* _Records_:

====

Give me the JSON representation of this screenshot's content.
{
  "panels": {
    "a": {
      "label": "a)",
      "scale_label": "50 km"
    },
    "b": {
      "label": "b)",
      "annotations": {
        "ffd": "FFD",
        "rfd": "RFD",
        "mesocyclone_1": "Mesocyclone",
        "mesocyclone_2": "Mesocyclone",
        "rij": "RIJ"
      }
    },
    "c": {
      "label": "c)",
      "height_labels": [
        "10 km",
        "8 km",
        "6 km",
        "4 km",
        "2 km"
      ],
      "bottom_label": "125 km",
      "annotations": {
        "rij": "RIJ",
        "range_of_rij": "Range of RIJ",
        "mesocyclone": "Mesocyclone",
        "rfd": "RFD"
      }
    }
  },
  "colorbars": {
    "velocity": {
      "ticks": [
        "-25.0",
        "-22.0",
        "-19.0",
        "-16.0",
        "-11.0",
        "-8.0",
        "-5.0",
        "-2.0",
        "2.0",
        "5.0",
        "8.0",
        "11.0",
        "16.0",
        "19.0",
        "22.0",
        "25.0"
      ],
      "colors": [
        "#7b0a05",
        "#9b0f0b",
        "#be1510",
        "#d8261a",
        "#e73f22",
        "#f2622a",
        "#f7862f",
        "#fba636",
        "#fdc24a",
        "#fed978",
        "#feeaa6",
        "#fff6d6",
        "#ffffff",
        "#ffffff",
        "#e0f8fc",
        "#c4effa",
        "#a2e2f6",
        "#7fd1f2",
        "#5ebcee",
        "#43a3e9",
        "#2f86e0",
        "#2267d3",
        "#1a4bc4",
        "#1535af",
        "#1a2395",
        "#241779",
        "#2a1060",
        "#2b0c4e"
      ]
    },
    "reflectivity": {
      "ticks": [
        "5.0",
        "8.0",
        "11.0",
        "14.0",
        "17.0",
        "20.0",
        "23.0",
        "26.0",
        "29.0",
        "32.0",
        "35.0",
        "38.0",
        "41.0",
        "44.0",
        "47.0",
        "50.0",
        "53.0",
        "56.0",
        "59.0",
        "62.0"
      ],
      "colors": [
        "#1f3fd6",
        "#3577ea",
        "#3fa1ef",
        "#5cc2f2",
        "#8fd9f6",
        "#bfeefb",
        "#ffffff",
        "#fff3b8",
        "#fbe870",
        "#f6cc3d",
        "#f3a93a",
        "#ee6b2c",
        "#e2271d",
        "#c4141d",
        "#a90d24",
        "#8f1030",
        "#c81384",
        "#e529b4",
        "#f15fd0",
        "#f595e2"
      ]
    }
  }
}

====

* _Task statement_:
From the listing above, copy all lines holding the word "Mesocyclone".

* _Solution for this problem_:
        "mesocyclone_1": "Mesocyclone",
        "mesocyclone_2": "Mesocyclone",
        "mesocyclone": "Mesocyclone",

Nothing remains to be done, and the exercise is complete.